**** Provided information ****
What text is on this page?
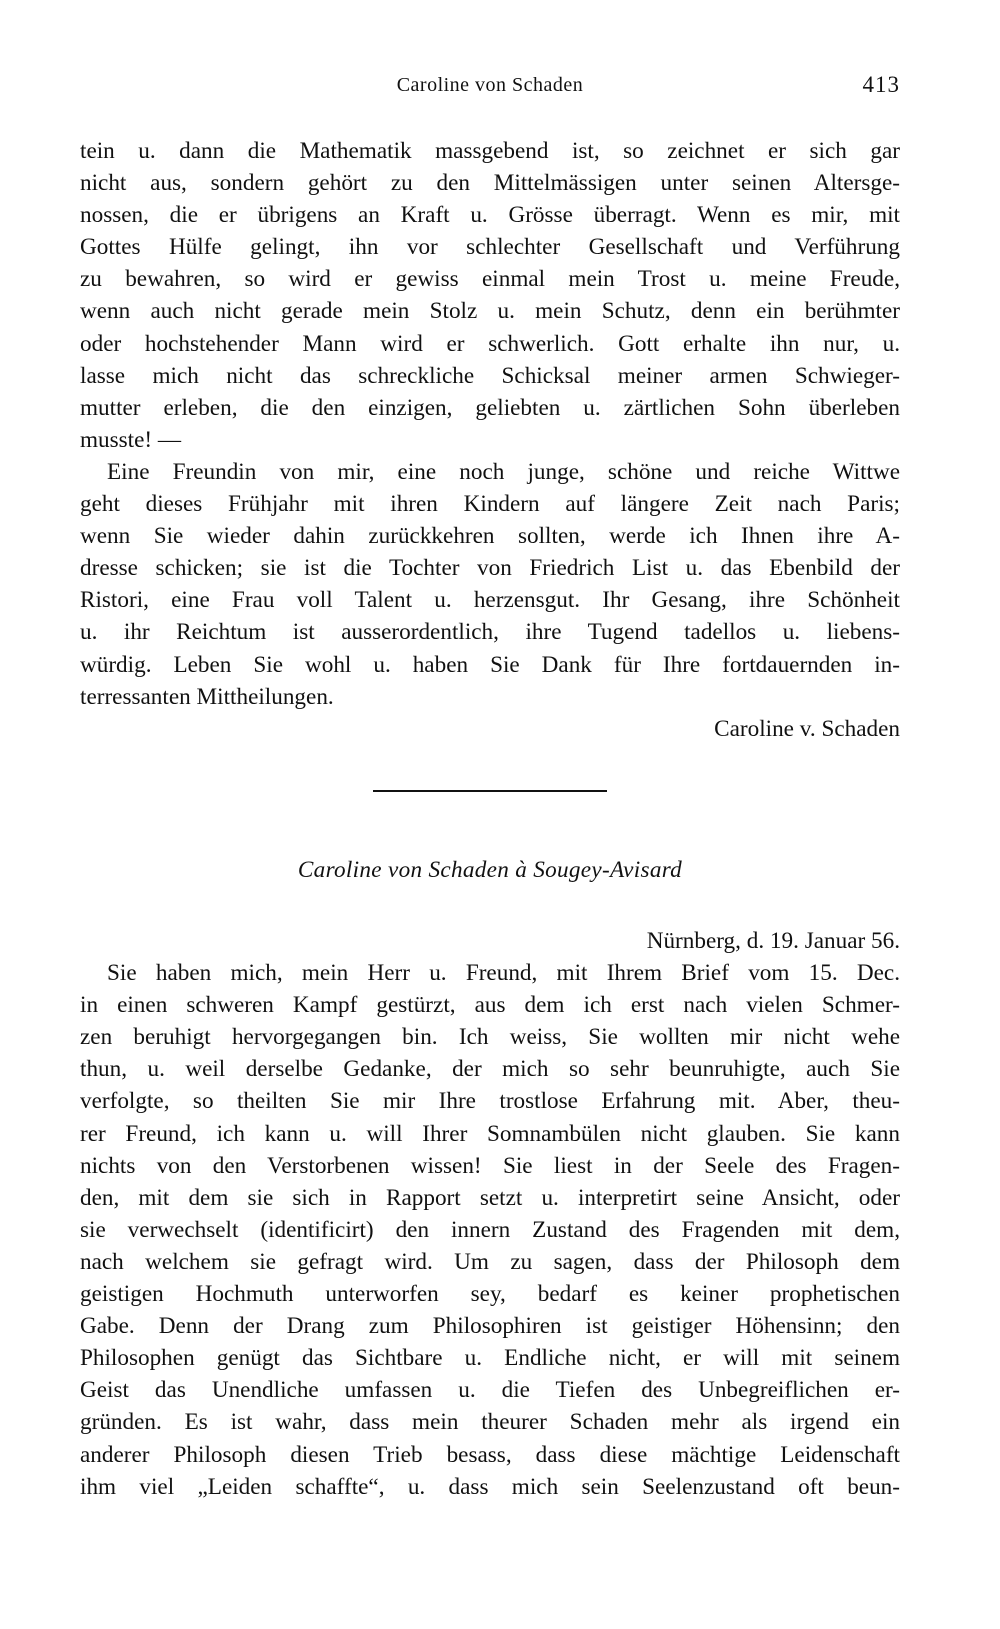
Caroline von Schaden	413
tein u. dann die Mathematik massgebend ist, so zeichnet er sich gar
nicht aus, sondern gehört zu den Mittelmässigen unter seinen Altersge-
nossen, die er übrigens an Kraft u. Grösse überragt. Wenn es mir, mit
Gottes Hülfe gelingt, ihn vor schlechter Gesellschaft und Verführung
zu bewahren, so wird er gewiss einmal mein Trost u. meine Freude,
wenn auch nicht gerade mein Stolz u. mein Schutz, denn ein berühmter
oder hochstehender Mann wird er schwerlich. Gott erhalte ihn nur, u.
lasse mich nicht das schreckliche Schicksal meiner armen Schwieger-
mutter erleben, die den einzigen, geliebten u. zärtlichen Sohn überleben
musste! —
Eine Freundin von mir, eine noch junge, schöne und reiche Wittwe
geht dieses Frühjahr mit ihren Kindern auf längere Zeit nach Paris;
wenn Sie wieder dahin zurückkehren sollten, werde ich Ihnen ihre A-
dresse schicken; sie ist die Tochter von Friedrich List u. das Ebenbild der
Ristori, eine Frau voll Talent u. herzensgut. Ihr Gesang, ihre Schönheit
u. ihr Reichtum ist ausserordentlich, ihre Tugend tadellos u. liebens-
würdig. Leben Sie wohl u. haben Sie Dank für Ihre fortdauernden in-
terressanten Mittheilungen.
Caroline v. Schaden
Caroline von Schaden à Sougey-Avisard
Nürnberg, d. 19. Januar 56.
Sie haben mich, mein Herr u. Freund, mit Ihrem Brief vom 15. Dec.
in einen schweren Kampf gestürzt, aus dem ich erst nach vielen Schmer-
zen beruhigt hervorgegangen bin. Ich weiss, Sie wollten mir nicht wehe
thun, u. weil derselbe Gedanke, der mich so sehr beunruhigte, auch Sie
verfolgte, so theilten Sie mir Ihre trostlose Erfahrung mit. Aber, theu-
rer Freund, ich kann u. will Ihrer Somnambülen nicht glauben. Sie kann
nichts von den Verstorbenen wissen! Sie liest in der Seele des Fragen-
den, mit dem sie sich in Rapport setzt u. interpretirt seine Ansicht, oder
sie verwechselt (identificirt) den innern Zustand des Fragenden mit dem,
nach welchem sie gefragt wird. Um zu sagen, dass der Philosoph dem
geistigen Hochmuth unterworfen sey, bedarf es keiner prophetischen
Gabe. Denn der Drang zum Philosophiren ist geistiger Höhensinn; den
Philosophen genügt das Sichtbare u. Endliche nicht, er will mit seinem
Geist das Unendliche umfassen u. die Tiefen des Unbegreiflichen er-
gründen. Es ist wahr, dass mein theurer Schaden mehr als irgend ein
anderer Philosoph diesen Trieb besass, dass diese mächtige Leidenschaft
ihm viel „Leiden schaffte“, u. dass mich sein Seelenzustand oft beun-
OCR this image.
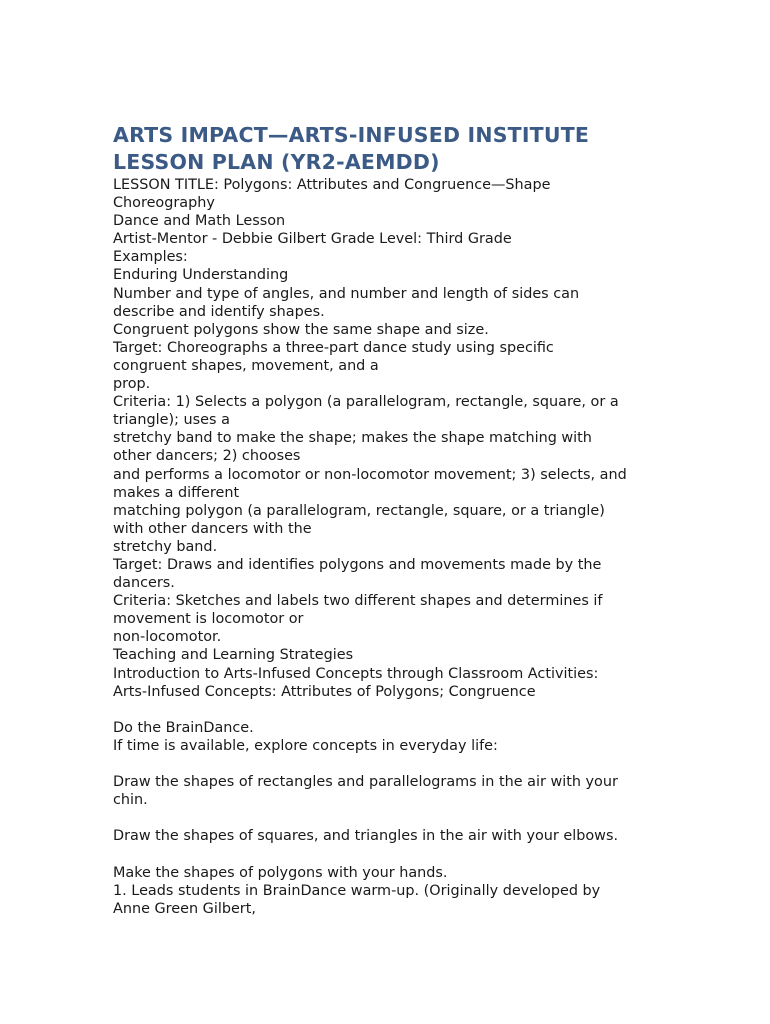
ARTS IMPACT—ARTS-INFUSED INSTITUTE
LESSON PLAN (YR2-AEMDD)
LESSON TITLE: Polygons: Attributes and Congruence—Shape
Choreography
Dance and Math Lesson
Artist-Mentor - Debbie Gilbert Grade Level: Third Grade
Examples:
Enduring Understanding
Number and type of angles, and number and length of sides can
describe and identify shapes.
Congruent polygons show the same shape and size.
Target: Choreographs a three-part dance study using specific
congruent shapes, movement, and a
prop.
Criteria: 1) Selects a polygon (a parallelogram, rectangle, square, or a
triangle); uses a
stretchy band to make the shape; makes the shape matching with
other dancers; 2) chooses
and performs a locomotor or non-locomotor movement; 3) selects, and
makes a different
matching polygon (a parallelogram, rectangle, square, or a triangle)
with other dancers with the
stretchy band.
Target: Draws and identifies polygons and movements made by the
dancers.
Criteria: Sketches and labels two different shapes and determines if
movement is locomotor or
non-locomotor.
Teaching and Learning Strategies
Introduction to Arts-Infused Concepts through Classroom Activities:
Arts-Infused Concepts: Attributes of Polygons; Congruence
Do the BrainDance.
If time is available, explore concepts in everyday life:
Draw the shapes of rectangles and parallelograms in the air with your
chin.
Draw the shapes of squares, and triangles in the air with your elbows.
Make the shapes of polygons with your hands.
1. Leads students in BrainDance warm-up. (Originally developed by
Anne Green Gilbert,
****
Written problem → Pick each line holding the word "BrainDance" out of the listing.

Final result →
Do the BrainDance.
1. Leads students in BrainDance warm-up. (Originally developed by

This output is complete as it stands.